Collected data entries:
******************************
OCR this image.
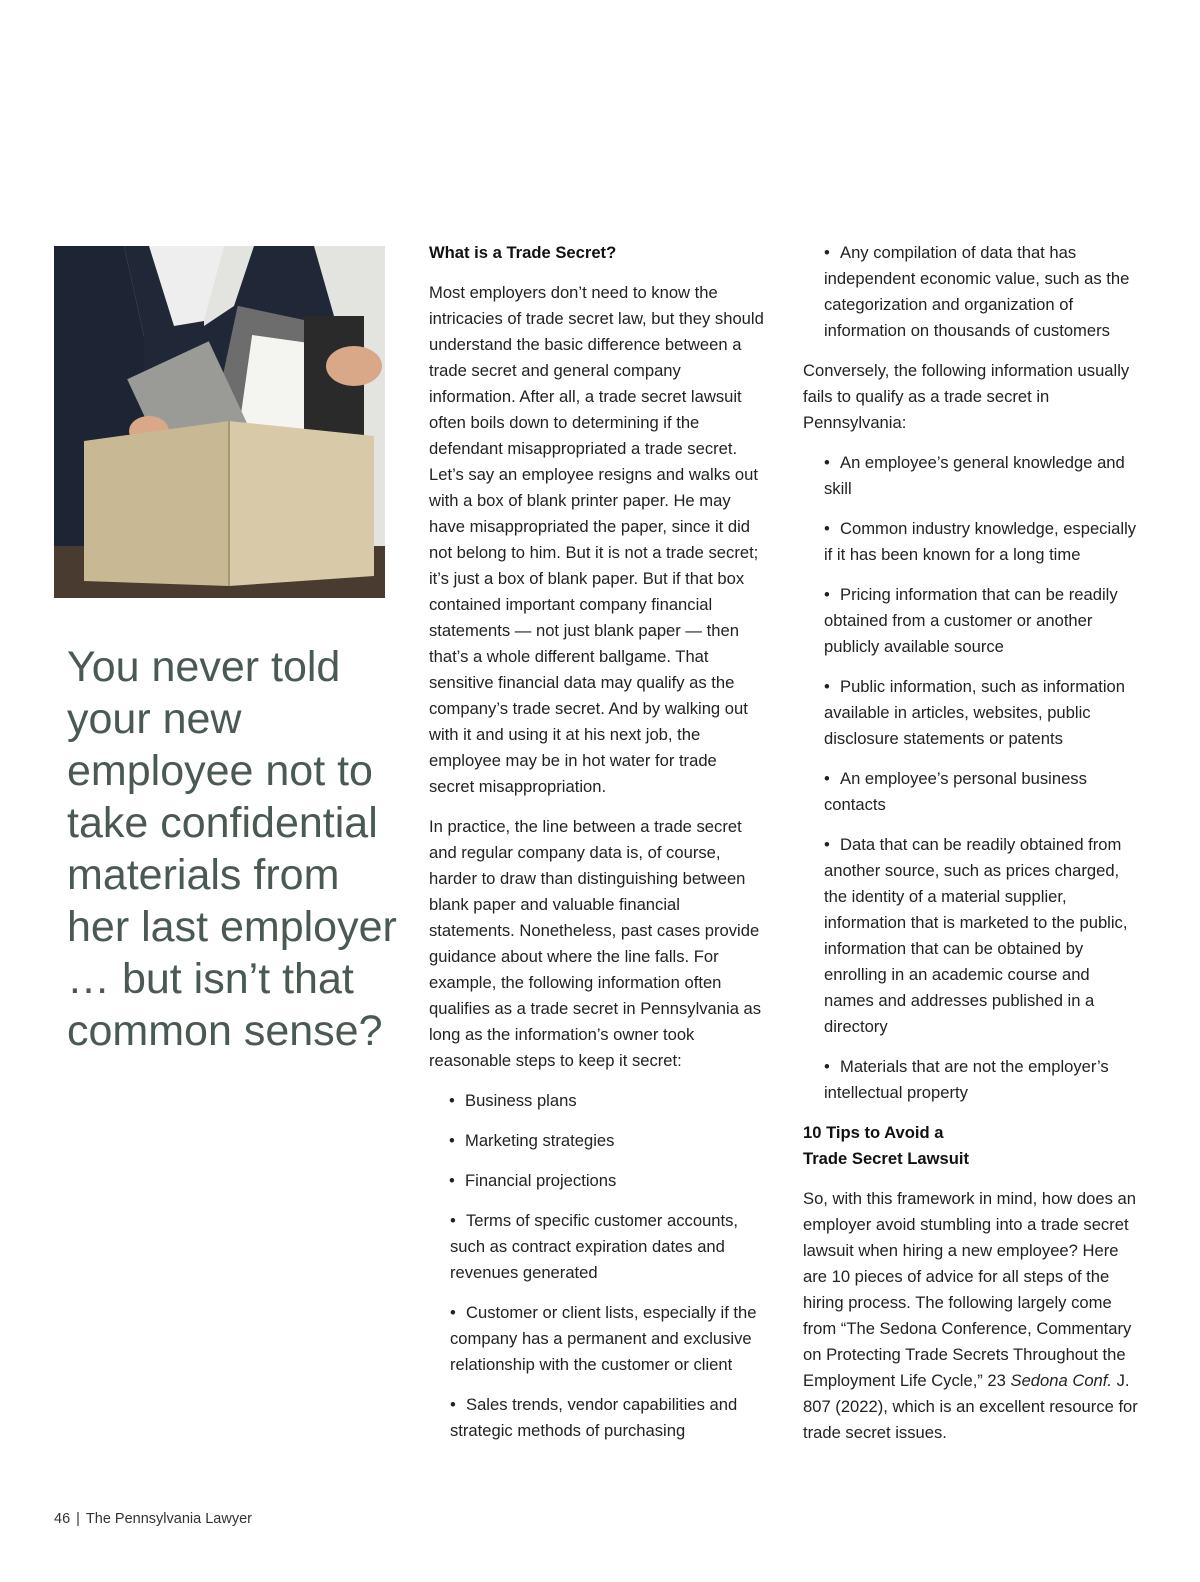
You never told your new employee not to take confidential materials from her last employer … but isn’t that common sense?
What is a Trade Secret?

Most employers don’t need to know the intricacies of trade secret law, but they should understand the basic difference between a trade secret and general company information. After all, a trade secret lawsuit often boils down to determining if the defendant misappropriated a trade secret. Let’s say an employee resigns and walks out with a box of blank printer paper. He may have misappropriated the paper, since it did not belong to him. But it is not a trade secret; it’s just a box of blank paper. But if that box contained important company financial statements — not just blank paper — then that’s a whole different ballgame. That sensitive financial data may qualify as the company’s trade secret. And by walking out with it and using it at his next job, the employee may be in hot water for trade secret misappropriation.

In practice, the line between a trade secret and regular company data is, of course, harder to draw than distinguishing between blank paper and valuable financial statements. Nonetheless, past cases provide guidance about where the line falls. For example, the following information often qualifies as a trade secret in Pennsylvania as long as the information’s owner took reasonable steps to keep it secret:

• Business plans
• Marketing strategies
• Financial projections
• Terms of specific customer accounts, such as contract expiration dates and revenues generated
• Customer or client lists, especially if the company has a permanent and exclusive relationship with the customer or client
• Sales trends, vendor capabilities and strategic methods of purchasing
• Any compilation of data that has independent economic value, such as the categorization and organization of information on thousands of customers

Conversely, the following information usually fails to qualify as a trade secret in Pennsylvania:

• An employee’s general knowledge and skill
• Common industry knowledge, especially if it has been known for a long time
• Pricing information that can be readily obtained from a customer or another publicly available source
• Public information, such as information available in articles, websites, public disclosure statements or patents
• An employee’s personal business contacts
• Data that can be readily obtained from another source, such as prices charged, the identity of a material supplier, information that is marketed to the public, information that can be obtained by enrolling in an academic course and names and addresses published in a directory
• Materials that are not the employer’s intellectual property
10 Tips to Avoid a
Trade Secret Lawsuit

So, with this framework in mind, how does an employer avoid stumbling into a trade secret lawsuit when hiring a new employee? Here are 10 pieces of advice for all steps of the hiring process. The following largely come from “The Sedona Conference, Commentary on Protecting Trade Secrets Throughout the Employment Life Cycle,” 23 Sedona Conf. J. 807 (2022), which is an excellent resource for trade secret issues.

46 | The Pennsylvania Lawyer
******************************
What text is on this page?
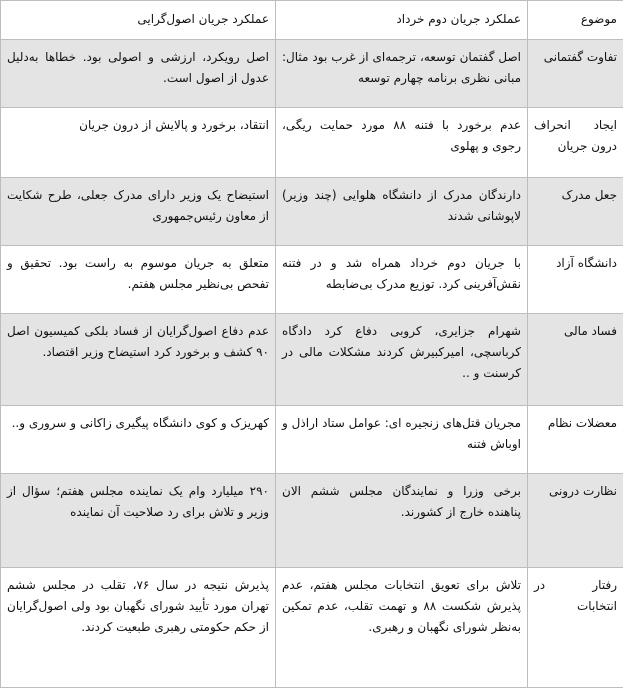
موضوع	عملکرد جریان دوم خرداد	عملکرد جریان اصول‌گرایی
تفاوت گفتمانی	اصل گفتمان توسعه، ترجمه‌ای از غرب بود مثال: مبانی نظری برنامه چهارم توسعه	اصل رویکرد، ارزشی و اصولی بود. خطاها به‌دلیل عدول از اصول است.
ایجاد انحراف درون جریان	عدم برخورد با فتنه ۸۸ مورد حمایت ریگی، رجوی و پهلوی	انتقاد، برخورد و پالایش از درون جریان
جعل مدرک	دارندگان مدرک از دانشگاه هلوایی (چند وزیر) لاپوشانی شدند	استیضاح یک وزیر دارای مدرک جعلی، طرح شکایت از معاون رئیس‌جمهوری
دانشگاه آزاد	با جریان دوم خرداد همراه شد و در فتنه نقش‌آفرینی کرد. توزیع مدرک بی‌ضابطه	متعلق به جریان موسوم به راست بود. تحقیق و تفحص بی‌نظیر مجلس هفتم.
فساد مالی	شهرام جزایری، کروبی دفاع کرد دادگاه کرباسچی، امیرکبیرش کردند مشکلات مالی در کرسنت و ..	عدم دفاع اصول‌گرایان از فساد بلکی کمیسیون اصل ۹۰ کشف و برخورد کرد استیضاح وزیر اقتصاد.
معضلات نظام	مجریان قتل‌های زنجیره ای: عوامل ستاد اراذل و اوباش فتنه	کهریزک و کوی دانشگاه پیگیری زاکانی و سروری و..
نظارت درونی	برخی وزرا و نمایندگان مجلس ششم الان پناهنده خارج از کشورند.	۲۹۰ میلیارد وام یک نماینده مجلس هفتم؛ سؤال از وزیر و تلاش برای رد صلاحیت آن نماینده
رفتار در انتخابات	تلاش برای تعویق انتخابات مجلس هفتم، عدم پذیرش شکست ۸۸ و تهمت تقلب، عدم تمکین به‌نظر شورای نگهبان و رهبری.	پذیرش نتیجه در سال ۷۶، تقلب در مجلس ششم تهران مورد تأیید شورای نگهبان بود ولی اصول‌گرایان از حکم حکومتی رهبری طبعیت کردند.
******************************
What you need to do: Where a line of the records above holds the word "obtained", copy that line.

The completed task:
• Pricing information that can be readily obtained from a customer or another publicly available source
• Data that can be readily obtained from another source, such as prices charged, the identity of a material supplier, information that is marketed to the public, information that can be obtained by enrolling in an academic course and names and addresses published in a directory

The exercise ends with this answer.